─── Dataset records ───

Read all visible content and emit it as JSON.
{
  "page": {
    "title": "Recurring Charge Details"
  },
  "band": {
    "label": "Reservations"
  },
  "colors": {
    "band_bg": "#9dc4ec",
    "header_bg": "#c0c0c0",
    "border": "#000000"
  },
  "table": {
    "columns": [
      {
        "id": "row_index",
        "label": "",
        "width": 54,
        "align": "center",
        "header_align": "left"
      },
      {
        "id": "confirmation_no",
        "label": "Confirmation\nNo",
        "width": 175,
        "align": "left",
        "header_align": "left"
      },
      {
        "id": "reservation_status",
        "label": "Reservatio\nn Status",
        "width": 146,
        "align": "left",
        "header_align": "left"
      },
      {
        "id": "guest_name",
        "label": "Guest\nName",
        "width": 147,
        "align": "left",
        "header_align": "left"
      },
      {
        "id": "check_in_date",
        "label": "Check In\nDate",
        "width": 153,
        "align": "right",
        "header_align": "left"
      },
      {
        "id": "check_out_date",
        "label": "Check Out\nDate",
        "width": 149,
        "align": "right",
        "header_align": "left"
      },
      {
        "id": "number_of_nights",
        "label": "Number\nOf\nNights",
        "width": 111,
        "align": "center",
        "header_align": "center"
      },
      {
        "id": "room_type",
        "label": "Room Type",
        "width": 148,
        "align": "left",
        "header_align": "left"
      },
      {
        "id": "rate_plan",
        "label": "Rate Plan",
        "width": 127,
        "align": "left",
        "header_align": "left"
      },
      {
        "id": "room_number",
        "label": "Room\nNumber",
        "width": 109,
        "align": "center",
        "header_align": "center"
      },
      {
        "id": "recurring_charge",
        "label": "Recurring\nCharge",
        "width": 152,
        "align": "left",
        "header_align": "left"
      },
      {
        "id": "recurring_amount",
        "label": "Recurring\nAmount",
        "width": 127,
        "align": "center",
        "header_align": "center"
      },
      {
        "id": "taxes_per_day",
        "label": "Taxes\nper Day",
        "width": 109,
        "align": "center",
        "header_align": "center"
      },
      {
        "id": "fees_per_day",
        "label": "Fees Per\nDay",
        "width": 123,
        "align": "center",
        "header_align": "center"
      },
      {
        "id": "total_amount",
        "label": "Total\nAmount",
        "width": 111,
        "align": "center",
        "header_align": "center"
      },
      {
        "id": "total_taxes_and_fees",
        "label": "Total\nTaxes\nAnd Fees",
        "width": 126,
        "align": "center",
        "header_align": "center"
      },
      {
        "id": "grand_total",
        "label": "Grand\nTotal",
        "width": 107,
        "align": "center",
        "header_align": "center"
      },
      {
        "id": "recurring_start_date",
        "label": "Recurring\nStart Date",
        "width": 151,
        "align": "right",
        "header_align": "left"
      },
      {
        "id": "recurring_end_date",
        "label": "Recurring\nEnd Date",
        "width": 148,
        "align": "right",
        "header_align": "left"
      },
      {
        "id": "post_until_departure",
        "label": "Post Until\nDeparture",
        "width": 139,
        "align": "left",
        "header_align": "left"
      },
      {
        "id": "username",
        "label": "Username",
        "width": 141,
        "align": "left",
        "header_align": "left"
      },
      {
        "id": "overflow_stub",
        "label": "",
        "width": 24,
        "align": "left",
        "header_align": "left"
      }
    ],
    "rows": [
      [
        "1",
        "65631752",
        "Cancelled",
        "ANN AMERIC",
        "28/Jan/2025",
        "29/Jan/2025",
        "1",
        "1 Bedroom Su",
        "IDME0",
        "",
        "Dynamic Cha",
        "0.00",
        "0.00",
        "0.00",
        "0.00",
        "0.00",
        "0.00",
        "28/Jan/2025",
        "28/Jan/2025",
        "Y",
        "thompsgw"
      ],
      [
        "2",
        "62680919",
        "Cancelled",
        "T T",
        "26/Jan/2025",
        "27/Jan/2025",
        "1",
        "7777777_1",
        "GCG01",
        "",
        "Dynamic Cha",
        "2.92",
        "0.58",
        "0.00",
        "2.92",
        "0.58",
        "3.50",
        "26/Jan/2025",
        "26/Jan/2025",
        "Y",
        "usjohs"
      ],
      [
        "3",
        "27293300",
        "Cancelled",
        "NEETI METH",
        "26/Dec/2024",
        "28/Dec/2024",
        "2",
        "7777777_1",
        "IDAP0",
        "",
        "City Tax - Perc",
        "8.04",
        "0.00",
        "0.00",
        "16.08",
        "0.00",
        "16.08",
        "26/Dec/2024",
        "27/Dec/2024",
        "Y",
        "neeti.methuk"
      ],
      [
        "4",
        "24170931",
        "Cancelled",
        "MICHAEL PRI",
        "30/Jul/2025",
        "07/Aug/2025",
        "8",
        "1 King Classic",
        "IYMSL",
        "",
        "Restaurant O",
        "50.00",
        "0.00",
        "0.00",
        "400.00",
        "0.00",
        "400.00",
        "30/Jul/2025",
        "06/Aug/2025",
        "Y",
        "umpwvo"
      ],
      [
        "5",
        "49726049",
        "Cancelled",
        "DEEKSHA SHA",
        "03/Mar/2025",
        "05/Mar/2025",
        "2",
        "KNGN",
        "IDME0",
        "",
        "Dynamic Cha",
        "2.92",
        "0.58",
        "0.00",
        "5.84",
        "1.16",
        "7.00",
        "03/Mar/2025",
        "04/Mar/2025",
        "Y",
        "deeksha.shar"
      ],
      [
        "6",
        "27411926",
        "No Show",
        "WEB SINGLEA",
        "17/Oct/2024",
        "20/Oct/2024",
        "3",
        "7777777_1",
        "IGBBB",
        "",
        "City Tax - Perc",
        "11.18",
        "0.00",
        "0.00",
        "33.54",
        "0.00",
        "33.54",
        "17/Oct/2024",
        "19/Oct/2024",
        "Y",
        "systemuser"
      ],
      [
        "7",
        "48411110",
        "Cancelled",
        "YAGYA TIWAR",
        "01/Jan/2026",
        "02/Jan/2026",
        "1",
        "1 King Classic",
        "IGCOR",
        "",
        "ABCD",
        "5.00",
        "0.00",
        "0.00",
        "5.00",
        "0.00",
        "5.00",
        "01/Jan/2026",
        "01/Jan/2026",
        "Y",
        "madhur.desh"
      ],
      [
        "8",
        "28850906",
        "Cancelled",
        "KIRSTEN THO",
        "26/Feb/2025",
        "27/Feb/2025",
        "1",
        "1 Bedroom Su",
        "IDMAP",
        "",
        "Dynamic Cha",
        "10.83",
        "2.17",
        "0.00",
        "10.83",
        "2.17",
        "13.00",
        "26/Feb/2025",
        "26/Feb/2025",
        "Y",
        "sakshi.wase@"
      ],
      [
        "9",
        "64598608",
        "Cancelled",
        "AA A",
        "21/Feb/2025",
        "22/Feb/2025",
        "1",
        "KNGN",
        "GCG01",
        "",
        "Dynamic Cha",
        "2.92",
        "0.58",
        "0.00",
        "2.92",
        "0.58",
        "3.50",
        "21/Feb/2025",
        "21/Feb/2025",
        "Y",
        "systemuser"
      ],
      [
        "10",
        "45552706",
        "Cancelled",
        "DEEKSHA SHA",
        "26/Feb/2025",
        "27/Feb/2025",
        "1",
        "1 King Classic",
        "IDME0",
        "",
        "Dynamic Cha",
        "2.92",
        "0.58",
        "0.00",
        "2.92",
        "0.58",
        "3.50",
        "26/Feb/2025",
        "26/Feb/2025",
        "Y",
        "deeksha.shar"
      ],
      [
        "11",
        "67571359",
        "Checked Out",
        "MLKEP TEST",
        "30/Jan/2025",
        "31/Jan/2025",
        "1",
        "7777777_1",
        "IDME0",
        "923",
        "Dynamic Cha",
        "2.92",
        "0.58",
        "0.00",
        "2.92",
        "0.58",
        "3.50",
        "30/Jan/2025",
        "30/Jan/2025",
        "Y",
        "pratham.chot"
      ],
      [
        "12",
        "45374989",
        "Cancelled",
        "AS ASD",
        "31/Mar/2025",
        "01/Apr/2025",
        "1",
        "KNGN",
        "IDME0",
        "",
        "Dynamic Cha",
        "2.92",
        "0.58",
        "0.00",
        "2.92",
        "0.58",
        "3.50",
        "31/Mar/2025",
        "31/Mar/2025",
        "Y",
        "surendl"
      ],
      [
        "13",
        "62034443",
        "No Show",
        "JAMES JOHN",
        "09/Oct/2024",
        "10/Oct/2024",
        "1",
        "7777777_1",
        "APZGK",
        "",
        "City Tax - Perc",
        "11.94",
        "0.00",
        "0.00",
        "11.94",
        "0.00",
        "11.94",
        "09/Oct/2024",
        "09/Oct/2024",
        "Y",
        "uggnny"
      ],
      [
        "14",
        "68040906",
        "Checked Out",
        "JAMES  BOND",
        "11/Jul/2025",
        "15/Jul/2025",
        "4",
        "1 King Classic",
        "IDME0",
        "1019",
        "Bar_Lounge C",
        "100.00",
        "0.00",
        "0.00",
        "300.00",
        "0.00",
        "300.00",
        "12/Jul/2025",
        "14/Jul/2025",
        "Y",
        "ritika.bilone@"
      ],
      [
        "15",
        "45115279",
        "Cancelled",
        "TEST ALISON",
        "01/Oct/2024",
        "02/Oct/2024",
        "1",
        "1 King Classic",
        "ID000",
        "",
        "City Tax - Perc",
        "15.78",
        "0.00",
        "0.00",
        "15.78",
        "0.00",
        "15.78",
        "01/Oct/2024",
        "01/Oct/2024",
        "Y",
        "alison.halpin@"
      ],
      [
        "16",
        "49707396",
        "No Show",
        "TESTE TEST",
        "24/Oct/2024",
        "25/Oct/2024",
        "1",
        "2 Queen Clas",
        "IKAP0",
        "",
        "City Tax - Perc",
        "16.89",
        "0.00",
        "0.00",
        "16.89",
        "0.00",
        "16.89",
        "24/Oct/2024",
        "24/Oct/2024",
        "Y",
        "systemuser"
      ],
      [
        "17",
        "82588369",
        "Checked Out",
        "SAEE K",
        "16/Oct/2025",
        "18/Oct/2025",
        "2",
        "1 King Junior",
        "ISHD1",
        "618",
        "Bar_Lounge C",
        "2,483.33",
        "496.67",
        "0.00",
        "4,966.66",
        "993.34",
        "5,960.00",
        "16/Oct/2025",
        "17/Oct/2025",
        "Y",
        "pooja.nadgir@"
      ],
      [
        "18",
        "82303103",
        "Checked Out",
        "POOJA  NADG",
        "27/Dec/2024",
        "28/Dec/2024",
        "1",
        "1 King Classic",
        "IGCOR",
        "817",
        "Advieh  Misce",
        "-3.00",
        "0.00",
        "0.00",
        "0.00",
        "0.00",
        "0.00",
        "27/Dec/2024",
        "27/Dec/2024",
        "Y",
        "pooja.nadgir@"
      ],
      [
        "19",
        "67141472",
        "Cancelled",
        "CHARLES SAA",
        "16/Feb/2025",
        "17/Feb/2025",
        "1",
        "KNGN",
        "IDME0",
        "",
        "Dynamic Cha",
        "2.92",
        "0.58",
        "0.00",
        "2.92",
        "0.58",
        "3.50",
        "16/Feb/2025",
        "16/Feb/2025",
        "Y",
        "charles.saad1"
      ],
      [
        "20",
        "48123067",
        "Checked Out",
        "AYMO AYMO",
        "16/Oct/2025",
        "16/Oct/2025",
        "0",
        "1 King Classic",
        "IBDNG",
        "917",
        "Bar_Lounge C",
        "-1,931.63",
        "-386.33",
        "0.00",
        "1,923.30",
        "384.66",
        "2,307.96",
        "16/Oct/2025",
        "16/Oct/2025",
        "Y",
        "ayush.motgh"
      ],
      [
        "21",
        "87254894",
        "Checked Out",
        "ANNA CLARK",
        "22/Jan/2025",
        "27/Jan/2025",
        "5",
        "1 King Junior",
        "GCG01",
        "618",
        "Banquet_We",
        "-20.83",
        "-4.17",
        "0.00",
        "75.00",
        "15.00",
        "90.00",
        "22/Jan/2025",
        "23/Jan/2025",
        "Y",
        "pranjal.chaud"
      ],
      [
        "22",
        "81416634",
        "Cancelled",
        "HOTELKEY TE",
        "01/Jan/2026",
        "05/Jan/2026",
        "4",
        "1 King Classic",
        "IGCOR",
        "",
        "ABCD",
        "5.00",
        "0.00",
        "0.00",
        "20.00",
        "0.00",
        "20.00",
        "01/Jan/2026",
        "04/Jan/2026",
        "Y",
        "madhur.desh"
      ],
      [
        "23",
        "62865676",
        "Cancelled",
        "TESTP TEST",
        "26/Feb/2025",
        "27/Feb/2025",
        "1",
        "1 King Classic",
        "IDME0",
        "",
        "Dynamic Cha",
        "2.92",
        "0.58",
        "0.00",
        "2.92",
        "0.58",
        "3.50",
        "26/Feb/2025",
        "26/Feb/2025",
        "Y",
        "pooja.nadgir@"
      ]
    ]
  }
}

───

▶ _Exercise description_
The answer is a single number: how many lines include the word "nAmount"?

▶ _Solution for this problem_
2